* Passage cité
M. le Président, je sais que c'est en dehors du sujet. Je me suis astreint à en parler parce que vous avez permis au député de D'Arcy McGee d'en parler. Je prends comme conséquence normale de votre geste le fait de m'octroyer le droit de corriger le député de D'Arcy McGee, parce qu'il faut le corriger régulièrement.

L'ensemble de ce projet, on le sait, est de nature à humaniser la justice devant nos tribunaux en ce qui a trait au droit de la famille, en ce qui a trait à tous les conflits qui peuvent survenir au niveau de la famille québécoise. Dans ce sens-là, j'en suis très fier et j'espère que l'Opposition travaillera à son application la plus rapide. Le député de D'Arcy McGee m'a parlé de...

M. Marx: La question des problèmes avec la charte.

Le Vice-Président (M. Rancourt): S'il vous plaît!

M. le ministre.

M. Bédard: II m'interrompt constamment.

Concernant le fait qu'il pourrait y avoir quelques difficultés techniques au niveau de l'application, le député de D'Arcy McGee parlait comme s'il n'était pas au courant de certaines situations alors que je lui en ai parlé. Toutes les dispositions du projet de loi seront en application. Il est évident que la règle du huis clos, parce que c'est une disposition importante et que nous en sommes fiers, impose des ajustements administratifs et nous allons les faire avec le plus de célérité possible pour que, même sur ce point, ce soit appliqué avec le plus de rapidité possible pour le meilleur bénéfice de l'ensemble des citoyens.

M. Marx: ... amendements.

M. Bédard: Le député de D'Arcy McGee me parle d'amendements. J'ai même sollicité, à un moment donné, la collaboration du député de D'Arcy McGee parce qu'il y a des districts, entre autres Montréal, où l'application peut être plus difficile, administrativement parlant, alors que, dans tous les autres districts du Québec, cela peut se faire rapidement. Ce que j'avais demandé au député de D'Arcy McGee, c'était d'étudier la possibilité que le gouvernement puisse le faire par proclamation dans certains districts par rapport à d'autres où il y avait plus de difficultés. Le député de D'Arcy McGee pourra réfléchir sur cette possibilité et m'en parler. Il aura à évaluer l'intensité de sa collaboration dans ce domaine, ce qui nous permettrait, encore une fois, d'être plus rapidement, en termes de droit de la famille, à l'avant-garde de toutes les provinces du

Canada.

Cela ne veut pas dire que c'est parfait. Il y a encore des améliorations à apporter, mais l'égalité des enfants dès leur naissance, une fois pour toutes, l'égalité des conjoints et la liberté des conjoints d'organiser leur vie matérielle et morale, il me semble que ce sont des principes que l'Assemblée nationale peut être fière de promouvoir et c'est ce que fait le projet de loi. Merci, M. le Président.

* Consignes à suivre
**a.** Comment rendre en anglais la phrase « Toutes les dispositions du projet de loi seront en application. », tirée du passage cité ?
**b.** Pouvez-vous donner mot pour mot, dans le passage cité, la partie qui s'ouvre sur les mots contenant « L'ensemble de ce » et se ferme sur « M. le ministre. » ?
Seul le passage cité doit servir de source.

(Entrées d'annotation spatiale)
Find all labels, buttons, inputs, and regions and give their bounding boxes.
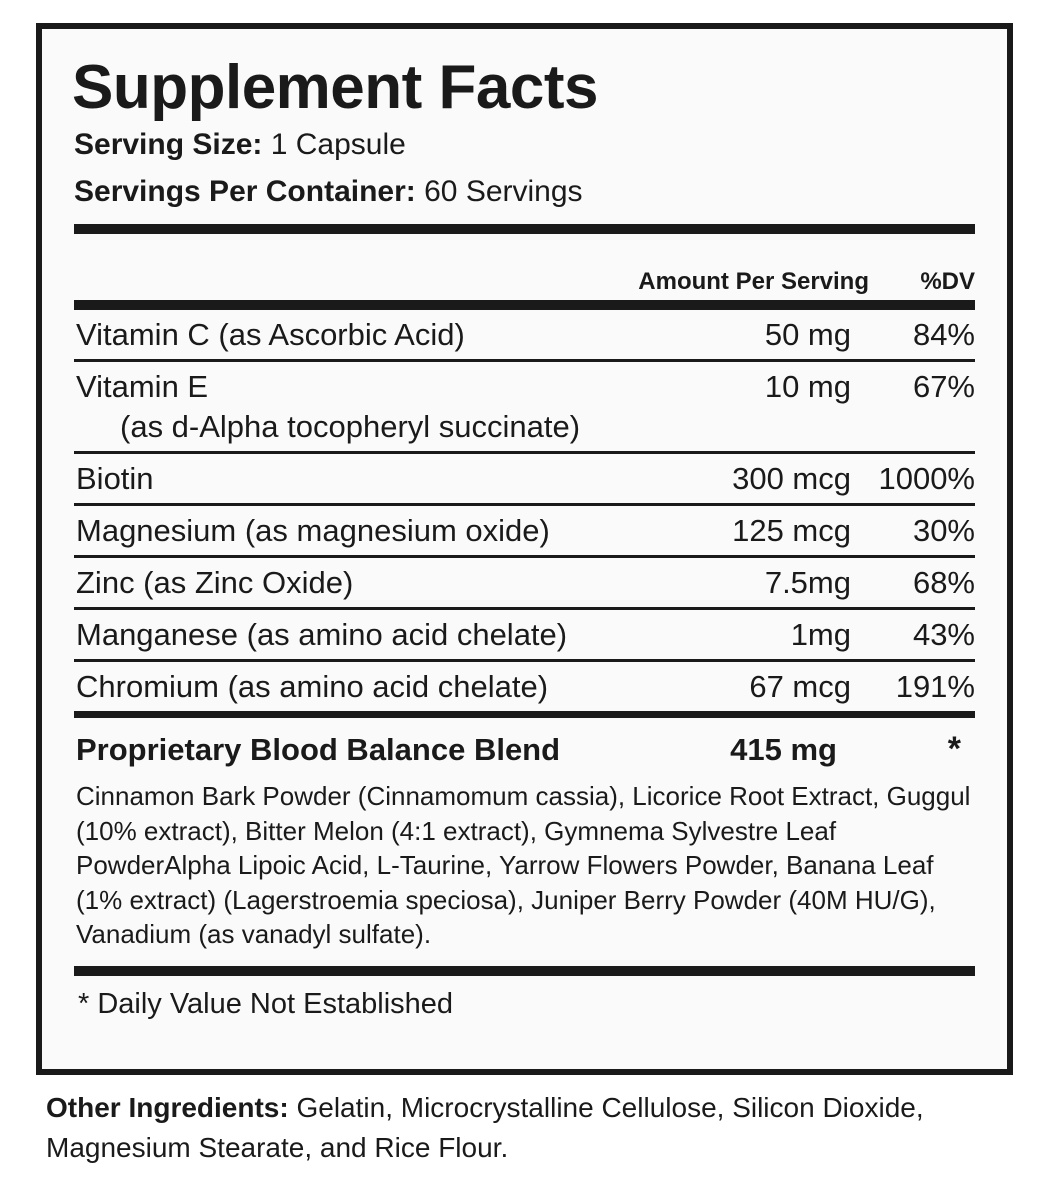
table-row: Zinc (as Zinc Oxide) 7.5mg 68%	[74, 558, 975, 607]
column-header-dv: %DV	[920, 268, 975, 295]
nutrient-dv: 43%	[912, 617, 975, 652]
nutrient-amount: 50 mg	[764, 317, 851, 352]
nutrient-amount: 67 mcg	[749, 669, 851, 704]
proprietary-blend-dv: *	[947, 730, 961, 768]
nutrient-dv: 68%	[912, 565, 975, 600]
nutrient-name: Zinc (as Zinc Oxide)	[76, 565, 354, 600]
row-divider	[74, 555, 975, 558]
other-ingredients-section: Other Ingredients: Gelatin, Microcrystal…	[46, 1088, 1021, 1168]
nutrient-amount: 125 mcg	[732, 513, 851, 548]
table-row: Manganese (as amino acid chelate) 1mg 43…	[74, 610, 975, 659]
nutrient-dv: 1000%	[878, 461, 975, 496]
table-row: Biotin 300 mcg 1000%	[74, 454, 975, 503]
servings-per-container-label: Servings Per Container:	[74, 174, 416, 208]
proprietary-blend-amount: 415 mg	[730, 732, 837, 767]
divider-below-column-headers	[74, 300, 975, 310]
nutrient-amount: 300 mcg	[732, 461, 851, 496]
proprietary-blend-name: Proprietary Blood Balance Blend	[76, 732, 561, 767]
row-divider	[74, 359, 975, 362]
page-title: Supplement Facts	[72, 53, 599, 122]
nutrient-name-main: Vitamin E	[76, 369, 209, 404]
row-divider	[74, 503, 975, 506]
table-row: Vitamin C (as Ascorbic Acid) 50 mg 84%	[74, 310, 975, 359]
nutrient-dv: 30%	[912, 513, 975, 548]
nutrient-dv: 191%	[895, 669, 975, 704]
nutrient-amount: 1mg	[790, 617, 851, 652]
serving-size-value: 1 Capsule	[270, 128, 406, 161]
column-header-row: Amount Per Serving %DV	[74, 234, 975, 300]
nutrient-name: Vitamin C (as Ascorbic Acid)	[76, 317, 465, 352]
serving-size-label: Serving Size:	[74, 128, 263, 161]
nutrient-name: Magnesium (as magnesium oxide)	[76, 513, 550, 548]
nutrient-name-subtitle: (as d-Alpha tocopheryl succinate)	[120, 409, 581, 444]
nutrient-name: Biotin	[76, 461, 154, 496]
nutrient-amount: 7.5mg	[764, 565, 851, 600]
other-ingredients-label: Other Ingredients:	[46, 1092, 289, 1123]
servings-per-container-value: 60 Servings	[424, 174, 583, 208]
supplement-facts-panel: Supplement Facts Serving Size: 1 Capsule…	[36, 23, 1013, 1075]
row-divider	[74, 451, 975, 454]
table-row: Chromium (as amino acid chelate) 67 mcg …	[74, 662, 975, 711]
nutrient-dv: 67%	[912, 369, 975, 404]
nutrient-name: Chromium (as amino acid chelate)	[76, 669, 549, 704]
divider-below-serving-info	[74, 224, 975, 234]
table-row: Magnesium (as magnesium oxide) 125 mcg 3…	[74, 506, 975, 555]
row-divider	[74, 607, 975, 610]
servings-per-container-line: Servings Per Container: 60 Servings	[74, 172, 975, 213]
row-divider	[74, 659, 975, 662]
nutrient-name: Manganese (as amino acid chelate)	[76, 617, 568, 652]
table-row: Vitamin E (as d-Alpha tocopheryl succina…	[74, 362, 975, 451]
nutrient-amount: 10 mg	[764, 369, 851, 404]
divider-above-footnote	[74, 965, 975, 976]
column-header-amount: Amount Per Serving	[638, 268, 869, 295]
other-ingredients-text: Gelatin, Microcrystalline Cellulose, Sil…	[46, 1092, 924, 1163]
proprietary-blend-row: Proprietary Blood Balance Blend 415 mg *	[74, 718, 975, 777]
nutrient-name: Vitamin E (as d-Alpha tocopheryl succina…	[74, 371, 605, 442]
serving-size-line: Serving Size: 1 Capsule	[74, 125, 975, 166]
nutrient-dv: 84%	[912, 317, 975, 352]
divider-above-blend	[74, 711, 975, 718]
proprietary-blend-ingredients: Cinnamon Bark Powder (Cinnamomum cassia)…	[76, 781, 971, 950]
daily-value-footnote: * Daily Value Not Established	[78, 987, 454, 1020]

---

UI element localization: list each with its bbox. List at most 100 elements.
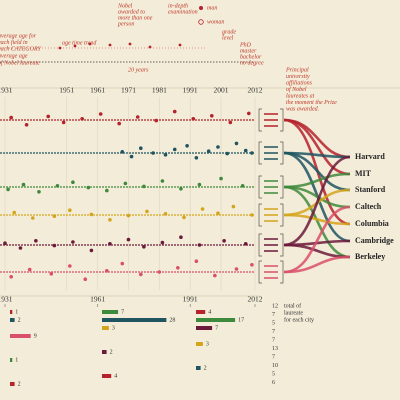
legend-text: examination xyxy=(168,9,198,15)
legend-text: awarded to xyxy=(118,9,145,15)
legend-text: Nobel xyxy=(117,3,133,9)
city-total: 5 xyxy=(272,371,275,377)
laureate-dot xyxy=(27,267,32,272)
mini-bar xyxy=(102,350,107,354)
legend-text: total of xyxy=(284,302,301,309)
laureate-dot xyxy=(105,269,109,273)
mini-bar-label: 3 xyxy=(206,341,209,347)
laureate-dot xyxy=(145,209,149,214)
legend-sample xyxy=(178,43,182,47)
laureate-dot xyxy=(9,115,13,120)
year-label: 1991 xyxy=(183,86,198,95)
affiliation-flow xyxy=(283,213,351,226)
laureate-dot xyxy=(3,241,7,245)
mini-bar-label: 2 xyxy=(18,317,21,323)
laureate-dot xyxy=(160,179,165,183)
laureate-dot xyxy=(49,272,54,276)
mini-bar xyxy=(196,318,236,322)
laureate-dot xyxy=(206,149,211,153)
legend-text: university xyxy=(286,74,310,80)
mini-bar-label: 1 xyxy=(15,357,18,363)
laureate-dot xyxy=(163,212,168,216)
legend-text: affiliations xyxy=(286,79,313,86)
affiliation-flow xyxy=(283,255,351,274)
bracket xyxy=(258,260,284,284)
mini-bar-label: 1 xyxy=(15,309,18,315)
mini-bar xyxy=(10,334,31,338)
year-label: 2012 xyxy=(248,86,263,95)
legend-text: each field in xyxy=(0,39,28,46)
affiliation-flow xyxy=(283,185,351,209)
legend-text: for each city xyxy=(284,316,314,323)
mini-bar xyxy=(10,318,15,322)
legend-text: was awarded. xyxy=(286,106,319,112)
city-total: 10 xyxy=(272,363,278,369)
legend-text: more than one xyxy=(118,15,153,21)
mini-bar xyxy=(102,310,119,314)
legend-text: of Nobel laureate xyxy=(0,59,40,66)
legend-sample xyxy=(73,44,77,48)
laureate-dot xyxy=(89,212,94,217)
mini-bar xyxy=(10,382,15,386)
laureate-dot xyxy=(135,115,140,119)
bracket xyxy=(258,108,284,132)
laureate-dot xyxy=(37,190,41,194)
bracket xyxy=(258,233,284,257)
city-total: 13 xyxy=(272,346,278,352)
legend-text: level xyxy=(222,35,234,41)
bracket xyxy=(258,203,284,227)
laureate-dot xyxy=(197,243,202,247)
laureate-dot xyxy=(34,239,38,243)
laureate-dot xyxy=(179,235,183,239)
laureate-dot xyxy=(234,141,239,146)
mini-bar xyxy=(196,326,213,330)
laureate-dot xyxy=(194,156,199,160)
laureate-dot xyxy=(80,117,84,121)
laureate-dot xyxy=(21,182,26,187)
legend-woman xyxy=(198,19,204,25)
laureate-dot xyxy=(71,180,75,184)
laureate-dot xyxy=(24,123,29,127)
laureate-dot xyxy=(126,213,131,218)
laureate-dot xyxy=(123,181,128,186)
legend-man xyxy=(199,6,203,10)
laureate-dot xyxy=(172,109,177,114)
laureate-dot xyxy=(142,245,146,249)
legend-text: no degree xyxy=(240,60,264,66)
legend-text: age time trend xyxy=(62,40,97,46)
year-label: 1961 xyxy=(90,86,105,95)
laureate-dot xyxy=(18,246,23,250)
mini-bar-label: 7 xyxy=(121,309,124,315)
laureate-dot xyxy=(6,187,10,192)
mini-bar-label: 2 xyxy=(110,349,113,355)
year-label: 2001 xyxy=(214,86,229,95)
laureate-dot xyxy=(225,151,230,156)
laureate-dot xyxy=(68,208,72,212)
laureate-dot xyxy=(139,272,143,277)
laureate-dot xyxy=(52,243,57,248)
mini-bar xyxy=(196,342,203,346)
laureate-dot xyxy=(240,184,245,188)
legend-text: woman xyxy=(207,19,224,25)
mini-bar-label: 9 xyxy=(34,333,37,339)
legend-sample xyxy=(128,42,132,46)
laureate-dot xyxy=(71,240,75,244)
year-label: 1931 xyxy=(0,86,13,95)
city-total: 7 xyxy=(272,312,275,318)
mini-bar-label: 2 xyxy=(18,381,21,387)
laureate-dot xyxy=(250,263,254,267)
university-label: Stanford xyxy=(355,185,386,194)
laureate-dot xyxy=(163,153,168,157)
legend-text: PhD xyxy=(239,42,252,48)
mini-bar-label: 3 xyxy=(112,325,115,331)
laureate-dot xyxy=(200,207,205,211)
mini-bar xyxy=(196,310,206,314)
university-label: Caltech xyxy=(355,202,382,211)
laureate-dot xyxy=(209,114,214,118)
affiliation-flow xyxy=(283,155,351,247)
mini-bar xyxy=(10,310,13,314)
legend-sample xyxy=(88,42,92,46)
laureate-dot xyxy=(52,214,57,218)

* Corrigé des consignes
**a.** All the provisions of the bill will be implemented.

**b.**
L'ensemble de ce projet, on le sait, est de nature à humaniser la justice devant nos tribunaux en ce qui a trait au droit de la famille, en ce qui a trait à tous les conflits qui peuvent survenir au niveau de la famille québécoise. Dans ce sens-là, j'en suis très fier et j'espère que l'Opposition travaillera à son application la plus rapide. Le député de D'Arcy McGee m'a parlé de...

M. Marx: La question des problèmes avec la charte.

Le Vice-Président (M. Rancourt): S'il vous plaît!

M. le ministre.